SDLT relief for certain NHS Scotland trust property transfers
This page explains a narrow Stamp Duty Land Tax relief for certain transfers connected with NHS Scotland. It applies where land is transferred to give effect to a transfer of property, rights or liabilities that were held on trust under section 82 of the National Health Service (Scotland) Act 1978. If the conditions are met, the land transaction is exempt from SDLT, but the relief must still be claimed in the SDLT return.
What this rule is about
Some NHS Scotland property is held on trust under a specific statutory framework. When property, rights or liabilities held on such a trust are transferred, a land transaction may arise for SDLT purposes if land is included in what is being transferred.
This rule prevents an SDLT charge from arising on a qualifying land transaction where the transfer is made to implement that statutory trust transfer. In other words, it is a targeted exemption for a particular type of NHS Scotland reorganisation or transfer exercise.
What the official source says
HMRC’s SDLT manual states that, under section 104A of the National Health Service (Scotland) Act 1978, any land transaction is exempt from SDLT if it is effected by:
- a conveyance,
- an agreement,
- an assignation, or
- another instrument executed,
and that document is made or executed for the purpose of giving effect to a transfer of property, rights or liabilities held on trust under section 82 of the 1978 Act.
The manual also says that the relief is not automatic in procedural terms. It must be claimed in a land transaction return, or by amending a return that has already been filed. HMRC instructs filers to use code 28, “Other reliefs”, at question 9 of the return.
What this means in practice
The key point is that this is a purpose-based exemption. The document effecting the land transaction must be made for the purpose of implementing a transfer of trust property, rights or liabilities within the section 82 framework.
For a taxpayer or conveyancer, that means two separate questions matter:
- Is the land or interest being transferred part of a transfer of property, rights or liabilities held on trust under section 82 of the 1978 Act?
- Is the conveyance, agreement, assignation or other instrument actually made to give effect to that transfer?
If the answer to both is yes, the transaction may fall within the exemption. If the transfer is for some other reason, or only loosely connected with the trust transfer, the relief may not apply.
Even where no SDLT is payable because the exemption applies, the official material makes clear that the relief must be claimed through the SDLT return process. So the compliance step still matters.
How to analyse it
A sensible way to approach this relief is to work through the following points.
- Identify the legal basis of the trust property. The source material specifically refers to property, rights or liabilities held on trust under section 82 of the National Health Service (Scotland) Act 1978.
- Identify the transaction document. The exemption applies where the land transaction is effected by a conveyance, agreement, assignation or other instrument.

▶ _Dataset content_:
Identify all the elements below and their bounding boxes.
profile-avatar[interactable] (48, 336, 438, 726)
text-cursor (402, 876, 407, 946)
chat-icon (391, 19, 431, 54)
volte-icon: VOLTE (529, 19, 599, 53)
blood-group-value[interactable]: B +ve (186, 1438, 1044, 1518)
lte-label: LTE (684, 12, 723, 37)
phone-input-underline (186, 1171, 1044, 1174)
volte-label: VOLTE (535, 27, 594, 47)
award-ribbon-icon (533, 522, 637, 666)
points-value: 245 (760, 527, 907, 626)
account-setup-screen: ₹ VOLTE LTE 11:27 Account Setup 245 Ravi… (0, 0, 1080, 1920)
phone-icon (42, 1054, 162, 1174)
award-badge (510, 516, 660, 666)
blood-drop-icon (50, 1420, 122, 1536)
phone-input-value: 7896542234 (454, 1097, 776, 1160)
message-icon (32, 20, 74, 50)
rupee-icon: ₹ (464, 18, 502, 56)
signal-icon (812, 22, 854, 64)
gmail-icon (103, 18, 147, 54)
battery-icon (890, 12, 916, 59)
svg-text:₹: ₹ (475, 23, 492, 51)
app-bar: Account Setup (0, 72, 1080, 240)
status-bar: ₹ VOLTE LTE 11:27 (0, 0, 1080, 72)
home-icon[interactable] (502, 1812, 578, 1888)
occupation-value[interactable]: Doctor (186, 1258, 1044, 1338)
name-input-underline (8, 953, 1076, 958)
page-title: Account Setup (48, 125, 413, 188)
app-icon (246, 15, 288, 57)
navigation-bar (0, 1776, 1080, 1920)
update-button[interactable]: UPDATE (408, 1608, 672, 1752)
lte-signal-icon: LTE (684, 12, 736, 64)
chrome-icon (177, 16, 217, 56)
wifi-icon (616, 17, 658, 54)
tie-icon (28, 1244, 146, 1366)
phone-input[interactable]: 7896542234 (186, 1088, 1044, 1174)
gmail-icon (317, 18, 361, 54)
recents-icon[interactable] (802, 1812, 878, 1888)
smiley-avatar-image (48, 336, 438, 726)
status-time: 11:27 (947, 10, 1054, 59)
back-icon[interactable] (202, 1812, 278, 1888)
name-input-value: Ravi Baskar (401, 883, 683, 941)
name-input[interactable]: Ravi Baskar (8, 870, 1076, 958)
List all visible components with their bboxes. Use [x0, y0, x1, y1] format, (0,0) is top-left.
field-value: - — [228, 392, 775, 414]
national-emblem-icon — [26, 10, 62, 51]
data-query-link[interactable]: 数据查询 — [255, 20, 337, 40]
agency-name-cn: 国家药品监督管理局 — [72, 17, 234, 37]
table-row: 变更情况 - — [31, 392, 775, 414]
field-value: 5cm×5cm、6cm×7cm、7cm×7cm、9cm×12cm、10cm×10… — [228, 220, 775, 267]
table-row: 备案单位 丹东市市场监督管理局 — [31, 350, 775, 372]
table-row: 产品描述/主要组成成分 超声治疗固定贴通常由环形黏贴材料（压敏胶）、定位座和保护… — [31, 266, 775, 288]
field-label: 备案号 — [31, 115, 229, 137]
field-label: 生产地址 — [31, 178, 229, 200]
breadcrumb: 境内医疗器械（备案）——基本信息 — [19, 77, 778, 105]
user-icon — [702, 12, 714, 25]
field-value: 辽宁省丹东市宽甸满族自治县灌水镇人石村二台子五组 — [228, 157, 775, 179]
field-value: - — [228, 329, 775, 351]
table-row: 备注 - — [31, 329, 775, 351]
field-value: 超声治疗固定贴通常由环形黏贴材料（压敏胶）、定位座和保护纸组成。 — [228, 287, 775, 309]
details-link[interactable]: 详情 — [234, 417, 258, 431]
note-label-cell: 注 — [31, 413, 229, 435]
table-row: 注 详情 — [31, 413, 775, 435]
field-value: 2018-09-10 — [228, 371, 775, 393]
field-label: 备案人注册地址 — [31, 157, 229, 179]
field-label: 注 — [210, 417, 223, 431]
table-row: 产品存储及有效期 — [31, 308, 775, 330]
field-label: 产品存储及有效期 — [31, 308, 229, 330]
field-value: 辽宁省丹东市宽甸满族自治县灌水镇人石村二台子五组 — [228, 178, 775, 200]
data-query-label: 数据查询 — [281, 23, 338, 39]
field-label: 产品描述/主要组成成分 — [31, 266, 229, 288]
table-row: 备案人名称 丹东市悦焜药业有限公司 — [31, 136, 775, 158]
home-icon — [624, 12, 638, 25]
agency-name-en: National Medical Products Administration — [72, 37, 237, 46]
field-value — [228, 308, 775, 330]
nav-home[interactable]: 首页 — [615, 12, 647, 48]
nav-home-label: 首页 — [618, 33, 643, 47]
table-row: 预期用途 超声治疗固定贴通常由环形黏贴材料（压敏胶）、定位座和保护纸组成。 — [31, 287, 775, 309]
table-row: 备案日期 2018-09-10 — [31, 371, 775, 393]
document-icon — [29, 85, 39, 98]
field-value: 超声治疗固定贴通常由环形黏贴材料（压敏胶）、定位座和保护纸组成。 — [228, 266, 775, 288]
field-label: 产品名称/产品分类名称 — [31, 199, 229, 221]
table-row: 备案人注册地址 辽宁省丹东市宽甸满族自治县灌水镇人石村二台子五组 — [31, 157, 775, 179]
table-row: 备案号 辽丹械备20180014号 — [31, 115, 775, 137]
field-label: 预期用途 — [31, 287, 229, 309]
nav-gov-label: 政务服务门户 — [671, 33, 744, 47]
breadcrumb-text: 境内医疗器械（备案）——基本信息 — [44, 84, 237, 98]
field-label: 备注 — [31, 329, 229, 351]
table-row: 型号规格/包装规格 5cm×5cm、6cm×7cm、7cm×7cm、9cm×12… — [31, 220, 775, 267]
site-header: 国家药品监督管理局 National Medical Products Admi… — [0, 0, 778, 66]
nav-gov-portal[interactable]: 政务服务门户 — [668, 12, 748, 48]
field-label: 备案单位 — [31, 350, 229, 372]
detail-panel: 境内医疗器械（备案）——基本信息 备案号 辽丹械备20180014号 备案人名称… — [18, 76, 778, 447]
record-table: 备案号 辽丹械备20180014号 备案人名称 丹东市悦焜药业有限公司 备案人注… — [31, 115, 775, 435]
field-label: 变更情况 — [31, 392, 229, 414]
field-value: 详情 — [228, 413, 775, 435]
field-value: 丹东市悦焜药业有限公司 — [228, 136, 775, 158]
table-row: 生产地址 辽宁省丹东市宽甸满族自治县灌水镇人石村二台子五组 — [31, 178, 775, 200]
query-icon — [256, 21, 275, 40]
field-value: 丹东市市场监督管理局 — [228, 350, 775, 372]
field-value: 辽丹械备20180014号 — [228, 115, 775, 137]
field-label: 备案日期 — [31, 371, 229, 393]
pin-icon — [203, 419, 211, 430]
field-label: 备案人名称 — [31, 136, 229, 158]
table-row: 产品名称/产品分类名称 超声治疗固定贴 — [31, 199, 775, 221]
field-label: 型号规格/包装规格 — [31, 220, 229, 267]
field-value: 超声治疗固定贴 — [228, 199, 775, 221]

▶ _Exercise requirements_: Extend the explainer on SDLT relief for NHS Scotland trust property transfers, starting after its last sentence.

▶ _Expected answer_:
- Check the purpose of that document. The document must be made or executed for the purpose of giving effect to the relevant transfer.
- Confirm that there is a land transaction for SDLT purposes. The rule exempts a land transaction from charge; it does not say that no return machinery applies.
- Make the claim correctly. HMRC says the relief must be claimed in the land transaction return or in an amended return, using code 28.
In practice, the supporting paperwork should show clearly why the transfer is being made and how it connects to the statutory trust transfer. The closer the documentation tracks the statutory purpose, the easier it is to see why the exemption is being claimed.
Example
Illustration: a Scottish health body transfers land that has been held on trust under the section 82 regime as part of a formal transfer of trust property and related rights. The transfer is carried out by a conveyance whose purpose is to implement that statutory transfer. On the basis of the HMRC material, that land transaction would be exempt from SDLT, provided the relief is properly claimed in the SDLT return.
By contrast, if land connected with an NHS body is transferred for a separate commercial or administrative reason, the exemption would not apply merely because an NHS entity is involved. The source material ties the exemption to a specific statutory trust transfer purpose.
Why this can be difficult in practice
The source material is brief, but the underlying issue can still be fact-sensitive.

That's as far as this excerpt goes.